■ **Layout records**:
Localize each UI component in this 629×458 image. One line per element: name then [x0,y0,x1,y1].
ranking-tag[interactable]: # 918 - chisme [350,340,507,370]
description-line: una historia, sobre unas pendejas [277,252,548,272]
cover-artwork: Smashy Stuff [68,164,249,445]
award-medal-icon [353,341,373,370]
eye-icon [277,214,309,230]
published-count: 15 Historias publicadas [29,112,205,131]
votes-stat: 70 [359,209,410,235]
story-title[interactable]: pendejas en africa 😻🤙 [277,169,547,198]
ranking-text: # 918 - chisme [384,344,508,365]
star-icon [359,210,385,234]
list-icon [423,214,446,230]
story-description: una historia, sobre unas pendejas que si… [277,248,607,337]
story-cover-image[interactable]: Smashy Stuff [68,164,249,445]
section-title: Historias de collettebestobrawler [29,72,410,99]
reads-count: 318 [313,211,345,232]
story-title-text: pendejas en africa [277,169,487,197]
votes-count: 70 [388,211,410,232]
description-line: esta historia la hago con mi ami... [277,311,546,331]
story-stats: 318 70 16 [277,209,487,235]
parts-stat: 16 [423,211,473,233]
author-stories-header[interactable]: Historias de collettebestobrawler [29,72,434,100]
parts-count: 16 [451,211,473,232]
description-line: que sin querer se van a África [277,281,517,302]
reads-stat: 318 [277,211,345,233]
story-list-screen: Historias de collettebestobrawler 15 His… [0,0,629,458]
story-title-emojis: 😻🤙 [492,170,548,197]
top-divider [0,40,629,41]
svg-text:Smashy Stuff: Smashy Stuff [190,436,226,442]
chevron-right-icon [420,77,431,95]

■ **WRITTEN PROBLEM**: Please print every line of the layout records above verbatim.

■ **RESULT**:
Localize each UI component in this 629×458 image. One line per element: name then [x0,y0,x1,y1].
ranking-tag[interactable]: # 918 - chisme [350,340,507,370]
description-line: una historia, sobre unas pendejas [277,252,548,272]
cover-artwork: Smashy Stuff [68,164,249,445]
award-medal-icon [353,341,373,370]
eye-icon [277,214,309,230]
published-count: 15 Historias publicadas [29,112,205,131]
votes-stat: 70 [359,209,410,235]
story-title[interactable]: pendejas en africa 😻🤙 [277,169,547,198]
ranking-text: # 918 - chisme [384,344,508,365]
star-icon [359,210,385,234]
list-icon [423,214,446,230]
story-description: una historia, sobre unas pendejas que si… [277,248,607,337]
story-cover-image[interactable]: Smashy Stuff [68,164,249,445]
section-title: Historias de collettebestobrawler [29,72,410,99]
reads-count: 318 [313,211,345,232]
story-title-text: pendejas en africa [277,169,487,197]
votes-count: 70 [388,211,410,232]
description-line: esta historia la hago con mi ami... [277,311,546,331]
story-stats: 318 70 16 [277,209,487,235]
parts-stat: 16 [423,211,473,233]
author-stories-header[interactable]: Historias de collettebestobrawler [29,72,434,100]
parts-count: 16 [451,211,473,232]
description-line: que sin querer se van a África [277,281,517,302]
reads-stat: 318 [277,211,345,233]
story-list-screen: Historias de collettebestobrawler 15 His… [0,0,629,458]
story-title-emojis: 😻🤙 [492,170,548,197]
top-divider [0,40,629,41]
svg-text:Smashy Stuff: Smashy Stuff [190,436,226,442]
chevron-right-icon [420,77,431,95]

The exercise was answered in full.